- [DATA FOR THE TASK]
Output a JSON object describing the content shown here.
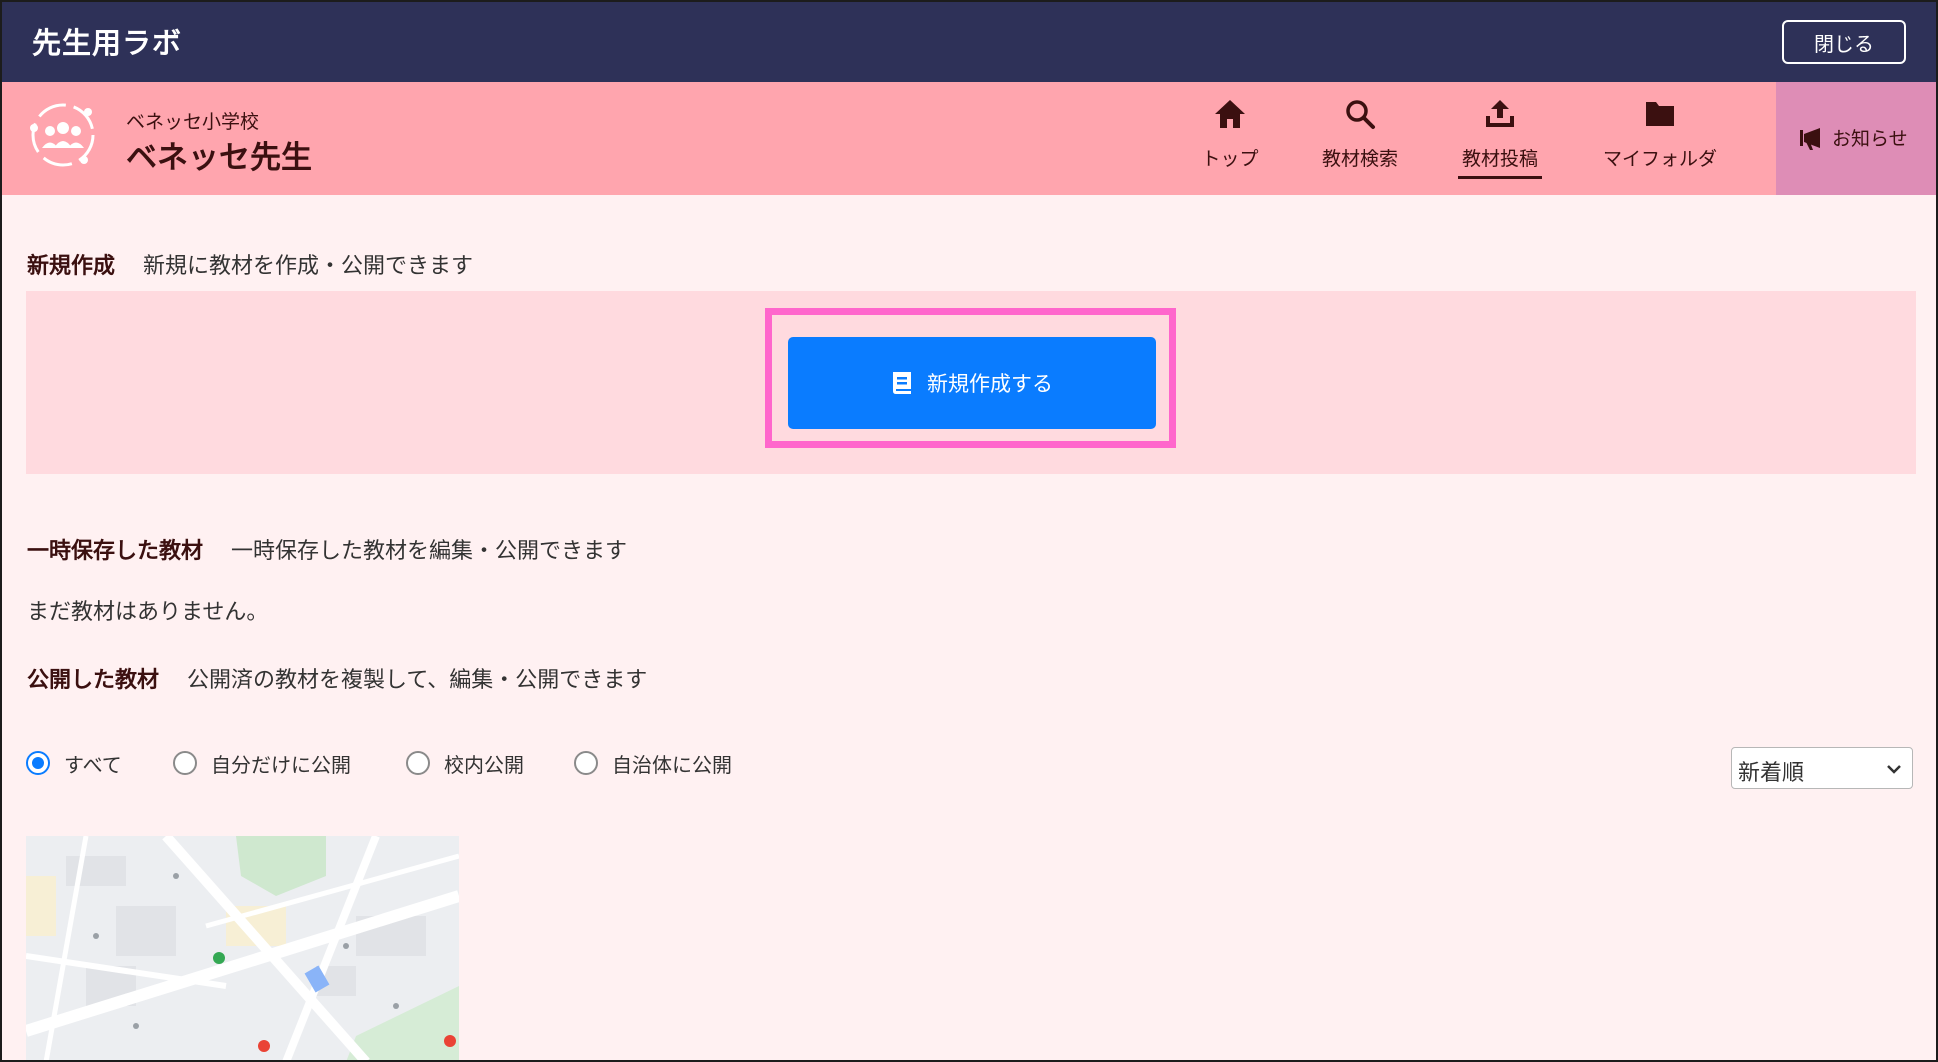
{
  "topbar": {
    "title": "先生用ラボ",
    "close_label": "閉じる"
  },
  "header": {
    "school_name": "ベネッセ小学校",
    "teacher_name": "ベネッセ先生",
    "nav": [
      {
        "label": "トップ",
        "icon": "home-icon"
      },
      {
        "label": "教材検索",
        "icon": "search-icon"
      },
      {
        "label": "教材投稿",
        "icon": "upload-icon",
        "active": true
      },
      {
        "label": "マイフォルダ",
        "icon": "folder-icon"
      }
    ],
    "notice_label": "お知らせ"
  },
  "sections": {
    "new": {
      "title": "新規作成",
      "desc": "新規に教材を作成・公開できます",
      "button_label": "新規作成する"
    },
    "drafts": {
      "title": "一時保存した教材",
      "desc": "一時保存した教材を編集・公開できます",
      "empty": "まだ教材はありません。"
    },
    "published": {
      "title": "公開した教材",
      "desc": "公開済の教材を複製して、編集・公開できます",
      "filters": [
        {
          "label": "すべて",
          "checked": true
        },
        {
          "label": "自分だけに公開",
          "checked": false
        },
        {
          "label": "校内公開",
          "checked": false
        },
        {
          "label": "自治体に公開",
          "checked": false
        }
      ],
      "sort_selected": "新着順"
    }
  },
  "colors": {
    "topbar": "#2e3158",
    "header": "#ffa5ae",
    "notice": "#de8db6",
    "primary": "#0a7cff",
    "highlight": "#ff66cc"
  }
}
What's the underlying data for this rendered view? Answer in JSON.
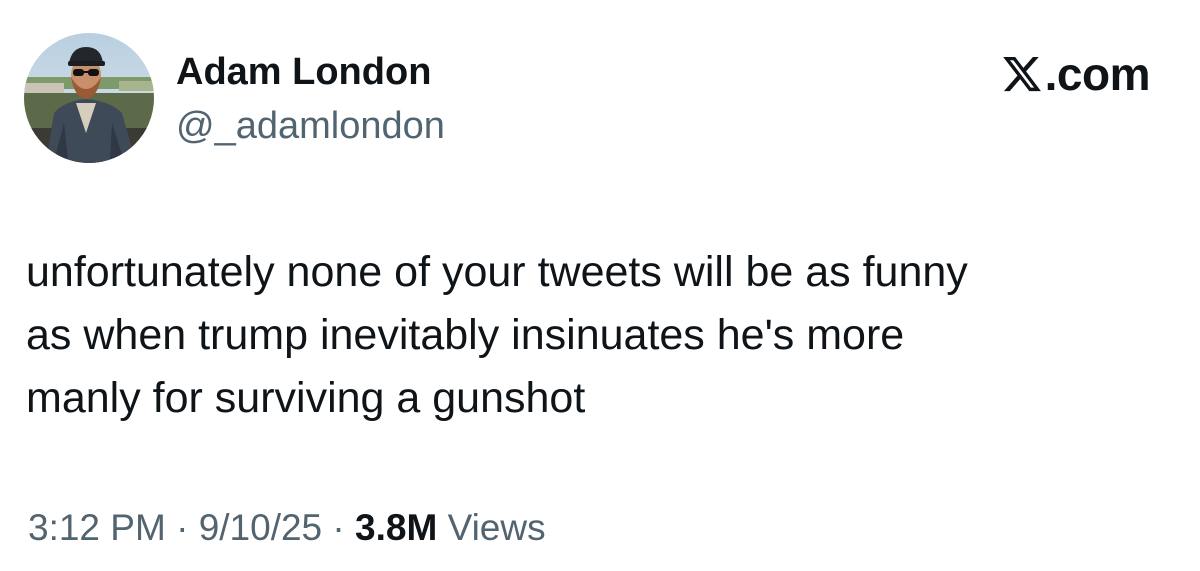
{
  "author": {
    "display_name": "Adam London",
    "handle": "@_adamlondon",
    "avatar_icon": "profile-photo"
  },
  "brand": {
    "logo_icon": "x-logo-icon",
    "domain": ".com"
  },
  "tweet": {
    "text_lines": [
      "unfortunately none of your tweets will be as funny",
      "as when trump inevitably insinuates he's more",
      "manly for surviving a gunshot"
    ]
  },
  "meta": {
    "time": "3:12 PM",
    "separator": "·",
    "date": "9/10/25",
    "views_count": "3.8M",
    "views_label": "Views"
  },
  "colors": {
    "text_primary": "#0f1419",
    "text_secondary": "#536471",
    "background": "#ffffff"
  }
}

- [WHAT TO WORK ON] Output all of the records exactly as they appear above, but not the pictures.

- [RESULT OF THIS EXERCISE]
Output a JSON object describing the content shown here.
{
  "topbar": {
    "title": "先生用ラボ",
    "close_label": "閉じる"
  },
  "header": {
    "school_name": "ベネッセ小学校",
    "teacher_name": "ベネッセ先生",
    "nav": [
      {
        "label": "トップ",
        "icon": "home-icon"
      },
      {
        "label": "教材検索",
        "icon": "search-icon"
      },
      {
        "label": "教材投稿",
        "icon": "upload-icon",
        "active": true
      },
      {
        "label": "マイフォルダ",
        "icon": "folder-icon"
      }
    ],
    "notice_label": "お知らせ"
  },
  "sections": {
    "new": {
      "title": "新規作成",
      "desc": "新規に教材を作成・公開できます",
      "button_label": "新規作成する"
    },
    "drafts": {
      "title": "一時保存した教材",
      "desc": "一時保存した教材を編集・公開できます",
      "empty": "まだ教材はありません。"
    },
    "published": {
      "title": "公開した教材",
      "desc": "公開済の教材を複製して、編集・公開できます",
      "filters": [
        {
          "label": "すべて",
          "checked": true
        },
        {
          "label": "自分だけに公開",
          "checked": false
        },
        {
          "label": "校内公開",
          "checked": false
        },
        {
          "label": "自治体に公開",
          "checked": false
        }
      ],
      "sort_selected": "新着順"
    }
  },
  "colors": {
    "topbar": "#2e3158",
    "header": "#ffa5ae",
    "notice": "#de8db6",
    "primary": "#0a7cff",
    "highlight": "#ff66cc"
  }
}
What's the underlying data for this rendered view? Answer in JSON.
{
  "author": {
    "display_name": "Adam London",
    "handle": "@_adamlondon",
    "avatar_icon": "profile-photo"
  },
  "brand": {
    "logo_icon": "x-logo-icon",
    "domain": ".com"
  },
  "tweet": {
    "text_lines": [
      "unfortunately none of your tweets will be as funny",
      "as when trump inevitably insinuates he's more",
      "manly for surviving a gunshot"
    ]
  },
  "meta": {
    "time": "3:12 PM",
    "separator": "·",
    "date": "9/10/25",
    "views_count": "3.8M",
    "views_label": "Views"
  },
  "colors": {
    "text_primary": "#0f1419",
    "text_secondary": "#536471",
    "background": "#ffffff"
  }
}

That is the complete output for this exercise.